**Short problem**
Reproduce verbatim the lines of the items starting at the line containing "326, 226, 347]" and ending at the line containing "513, 422, 525]", with both of those lines included.

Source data

+++

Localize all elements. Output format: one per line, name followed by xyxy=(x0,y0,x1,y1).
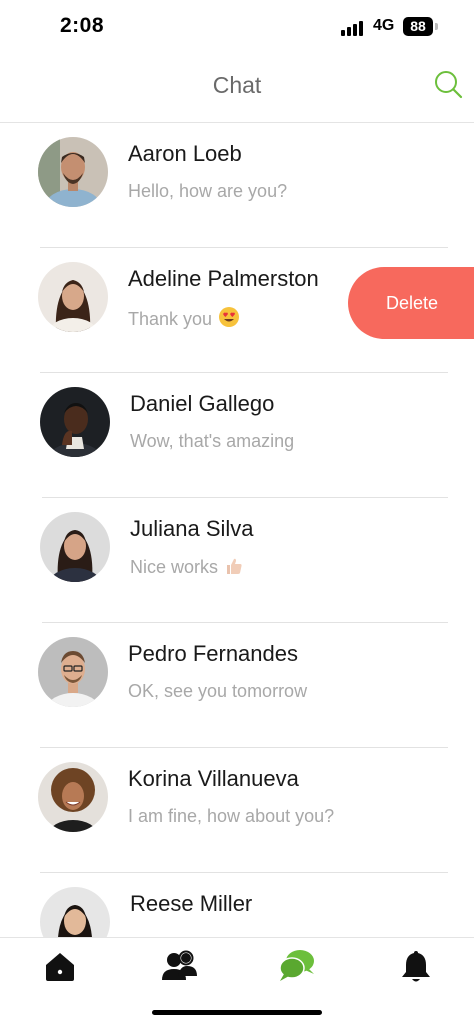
app-header: Chat xyxy=(0,56,474,123)
chat-list: Aaron Loeb Hello, how are you? Adeline P… xyxy=(0,123,474,937)
battery-icon: 88 xyxy=(403,17,433,36)
avatar[interactable] xyxy=(38,262,108,332)
avatar[interactable] xyxy=(40,387,110,457)
avatar[interactable] xyxy=(40,887,110,937)
avatar[interactable] xyxy=(38,137,108,207)
avatar[interactable] xyxy=(38,637,108,707)
message-preview: Thank you xyxy=(128,306,240,333)
home-icon[interactable] xyxy=(42,948,78,984)
contact-name: Korina Villanueva xyxy=(128,766,299,791)
delete-button[interactable]: Delete xyxy=(348,267,474,339)
chat-row-juliana-silva[interactable]: Juliana Silva Nice works xyxy=(0,498,474,623)
status-time: 2:08 xyxy=(60,14,105,37)
contact-name: Reese Miller xyxy=(130,891,253,916)
message-preview: I am fine, how about you? xyxy=(128,806,335,826)
avatar[interactable] xyxy=(40,512,110,582)
bell-icon[interactable] xyxy=(398,948,434,984)
search-icon[interactable] xyxy=(432,68,464,100)
signal-icon xyxy=(341,20,365,36)
chat-row-aaron-loeb[interactable]: Aaron Loeb Hello, how are you? xyxy=(0,123,474,248)
contact-name: Aaron Loeb xyxy=(128,141,242,166)
message-preview: Hello, how are you? xyxy=(128,181,288,201)
avatar[interactable] xyxy=(38,762,108,832)
home-indicator xyxy=(152,1010,322,1015)
contact-name: Adeline Palmerston xyxy=(128,266,319,291)
chat-icon[interactable] xyxy=(278,948,316,984)
heart-eyes-emoji xyxy=(218,306,240,333)
chat-row-reese-miller[interactable]: Reese Miller xyxy=(0,873,474,937)
status-bar: 2:08 4G 88 xyxy=(0,0,474,56)
message-preview: Nice works xyxy=(130,556,244,581)
message-text: Nice works xyxy=(130,557,219,577)
chat-row-korina-villanueva[interactable]: Korina Villanueva I am fine, how about y… xyxy=(0,748,474,873)
message-text: Thank you xyxy=(128,309,213,329)
users-icon[interactable] xyxy=(160,948,200,984)
contact-name: Daniel Gallego xyxy=(130,391,275,416)
battery-cap xyxy=(435,23,438,30)
message-preview: OK, see you tomorrow xyxy=(128,681,308,701)
chat-row-pedro-fernandes[interactable]: Pedro Fernandes OK, see you tomorrow xyxy=(0,623,474,748)
contact-name: Pedro Fernandes xyxy=(128,641,298,666)
contact-name: Juliana Silva xyxy=(130,516,254,541)
message-preview: Wow, that's amazing xyxy=(130,431,295,451)
chat-row-daniel-gallego[interactable]: Daniel Gallego Wow, that's amazing xyxy=(0,373,474,498)
page-title: Chat xyxy=(212,72,262,98)
network-type: 4G xyxy=(373,17,395,34)
thumbs-up-emoji xyxy=(224,556,244,581)
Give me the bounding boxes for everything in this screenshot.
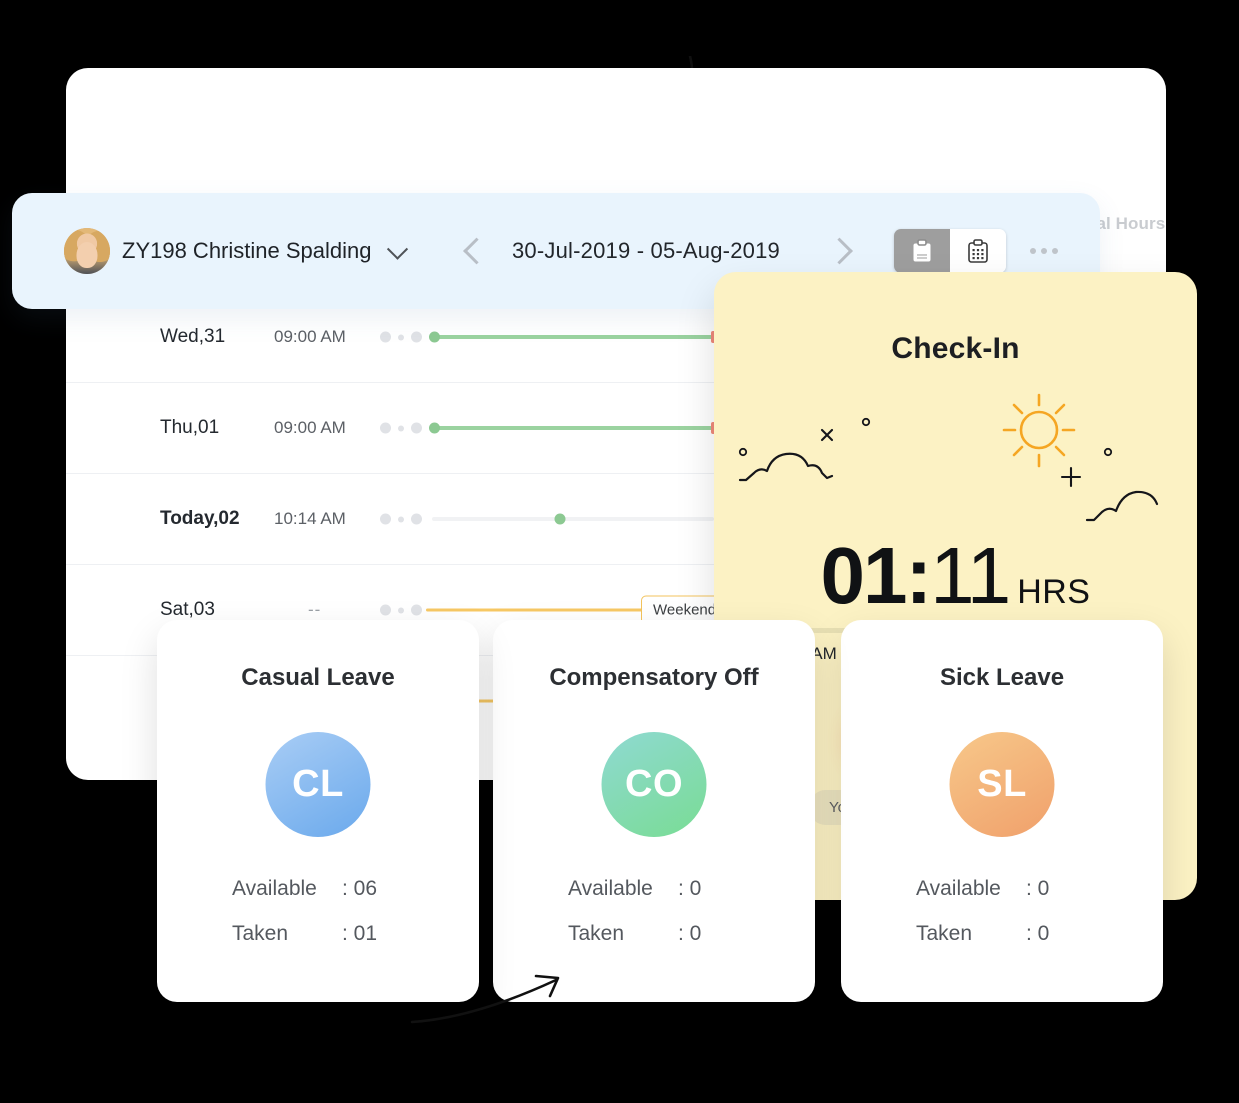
row-day: Wed,31	[160, 326, 226, 347]
row-day: Today,02	[160, 508, 240, 529]
chevron-right-icon[interactable]	[826, 237, 853, 265]
row-worked-bar	[432, 426, 714, 430]
elapsed-hours: 01	[820, 531, 908, 620]
screenshot-stage: Check-in Check-out Total Hours Wed,31 09…	[0, 0, 1239, 1103]
chevron-left-icon[interactable]	[463, 237, 490, 265]
row-status-dots	[380, 422, 422, 434]
leave-available: Available: 0	[568, 877, 702, 900]
ellipsis-icon[interactable]	[1030, 248, 1058, 254]
row-checkin-time: 09:00 AM	[274, 418, 346, 437]
elapsed-minutes: 11	[930, 531, 1011, 620]
cloud-icon	[738, 452, 834, 482]
view-toggle	[894, 229, 1006, 273]
dot-circle-icon	[861, 417, 871, 427]
leave-card-sick[interactable]: Sick Leave SL Available: 0 Taken: 0	[841, 620, 1163, 1002]
employee-name: ZY198 Christine Spalding	[122, 238, 372, 263]
leave-available: Available: 06	[232, 877, 378, 900]
sun-icon	[1002, 393, 1076, 468]
check-in-title: Check-In	[891, 332, 1020, 365]
date-range-label[interactable]: 30-Jul-2019 - 05-Aug-2019	[512, 238, 780, 264]
row-status-dots	[380, 331, 422, 343]
dot-circle-icon	[1103, 447, 1113, 457]
row-status-dots	[380, 513, 422, 525]
row-checkin-time: 09:00 AM	[274, 327, 346, 346]
row-progress-knob	[554, 513, 566, 525]
row-checkin-time: --	[308, 600, 322, 619]
avatar	[64, 228, 110, 274]
cloud-icon	[1085, 490, 1159, 522]
leave-code-badge: CL	[265, 732, 371, 837]
row-day: Sat,03	[160, 599, 215, 620]
row-progress-bar	[432, 513, 714, 525]
row-day: Thu,01	[160, 417, 220, 438]
leave-available: Available: 0	[916, 877, 1050, 900]
row-worked-bar	[432, 335, 714, 339]
leave-card-title: Casual Leave	[241, 664, 395, 691]
dot-circle-icon	[738, 447, 748, 457]
leave-code-badge: CO	[601, 732, 707, 837]
pointer-arrow-bottom-icon	[410, 974, 560, 1024]
chevron-down-icon[interactable]	[386, 238, 409, 260]
row-status-dots	[380, 604, 422, 616]
clipboard-list-icon[interactable]	[894, 229, 950, 273]
elapsed-unit: HRS	[1017, 573, 1091, 611]
leave-code-badge: SL	[949, 732, 1055, 837]
leave-card-title: Sick Leave	[939, 664, 1065, 691]
elapsed-timer: 01:11 HRS	[820, 531, 1091, 620]
row-checkin-time: 10:14 AM	[274, 509, 346, 528]
leave-card-title: Compensatory Off	[549, 664, 759, 691]
leave-taken: Taken: 0	[916, 922, 1050, 945]
calendar-grid-icon[interactable]	[950, 229, 1006, 273]
weather-doodle	[738, 393, 1159, 522]
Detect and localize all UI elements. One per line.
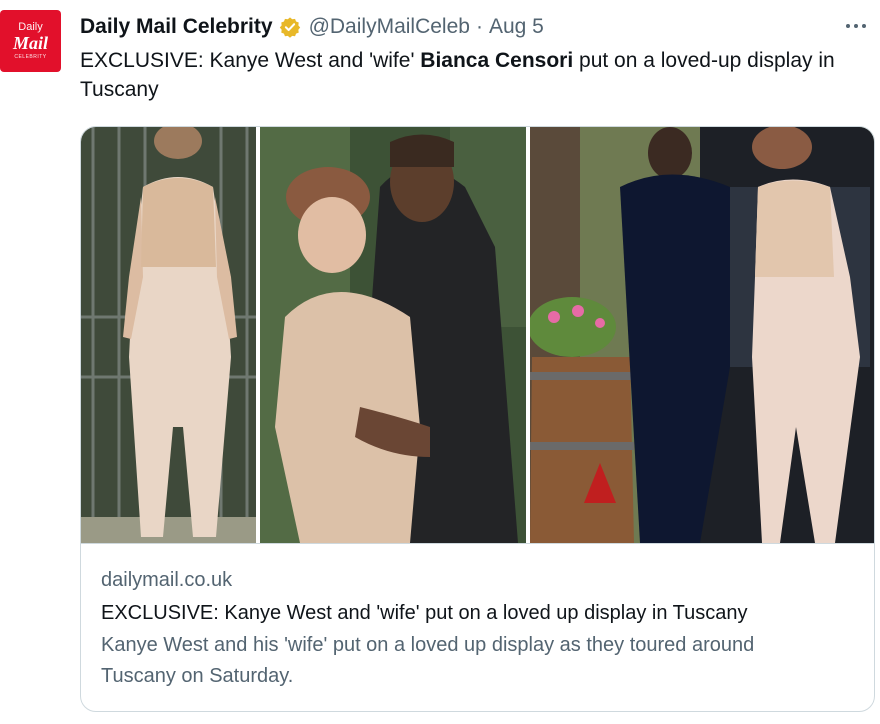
card-info[interactable]: dailymail.co.uk EXCLUSIVE: Kanye West an… [81, 543, 874, 711]
tweet-date[interactable]: Aug 5 [489, 15, 544, 39]
more-dot [862, 24, 866, 28]
avatar-text-mail: Mail [12, 33, 48, 53]
card-title: EXCLUSIVE: Kanye West and 'wife' put on … [101, 602, 748, 624]
avatar-text-daily: Daily [18, 21, 43, 33]
card-media[interactable] [81, 127, 874, 543]
tweet-text: EXCLUSIVE: Kanye West and 'wife' Bianca … [80, 46, 850, 104]
account-name[interactable]: Daily Mail Celebrity [80, 15, 273, 39]
account-handle[interactable]: @DailyMailCeleb [309, 15, 470, 39]
card-photo[interactable] [530, 127, 874, 543]
card-domain: dailymail.co.uk [101, 569, 233, 591]
separator-dot: · [475, 15, 483, 38]
tweet[interactable]: Daily Mail CELEBRITY Daily Mail Celebrit… [0, 0, 880, 724]
tweet-text-mention: Bianca Censori [420, 49, 574, 72]
card-photo[interactable] [81, 127, 256, 543]
verified-badge-icon[interactable] [279, 16, 301, 38]
avatar-text-celebrity: CELEBRITY [14, 54, 47, 60]
link-card[interactable]: dailymail.co.uk EXCLUSIVE: Kanye West an… [80, 126, 875, 712]
more-options-icon[interactable] [840, 10, 872, 42]
card-description: Kanye West and his 'wife' put on a loved… [101, 634, 755, 687]
card-photo[interactable] [260, 127, 526, 543]
tweet-text-part: EXCLUSIVE: Kanye West and 'wife' [80, 49, 421, 72]
avatar[interactable]: Daily Mail CELEBRITY [0, 10, 61, 72]
more-dot [846, 24, 850, 28]
tweet-header: Daily Mail Celebrity @DailyMailCeleb · A… [80, 12, 544, 42]
more-dot [854, 24, 858, 28]
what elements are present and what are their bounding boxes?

+++

**Final result**
row-day: Wed,31	[160, 326, 226, 347]
row-day: Today,02	[160, 508, 240, 529]
chevron-right-icon[interactable]	[826, 237, 853, 265]
row-worked-bar	[432, 426, 714, 430]
elapsed-hours: 01	[820, 531, 908, 620]
screenshot-stage: Check-in Check-out Total Hours Wed,31 09…	[0, 0, 1239, 1103]
chevron-left-icon[interactable]	[463, 237, 490, 265]
row-status-dots	[380, 422, 422, 434]
leave-available: Available: 0	[568, 877, 702, 900]
ellipsis-icon[interactable]	[1030, 248, 1058, 254]
row-checkin-time: 09:00 AM	[274, 418, 346, 437]
elapsed-minutes: 11	[930, 531, 1011, 620]
cloud-icon	[738, 452, 834, 482]
view-toggle	[894, 229, 1006, 273]
dot-circle-icon	[861, 417, 871, 427]
leave-card-sick[interactable]: Sick Leave SL Available: 0 Taken: 0	[841, 620, 1163, 1002]
employee-name: ZY198 Christine Spalding	[122, 238, 372, 263]
leave-available: Available: 06	[232, 877, 378, 900]
sun-icon	[1002, 393, 1076, 468]
check-in-title: Check-In	[891, 332, 1020, 365]
date-range-label[interactable]: 30-Jul-2019 - 05-Aug-2019	[512, 238, 780, 264]
row-status-dots	[380, 331, 422, 343]
dot-circle-icon	[1103, 447, 1113, 457]
row-status-dots	[380, 513, 422, 525]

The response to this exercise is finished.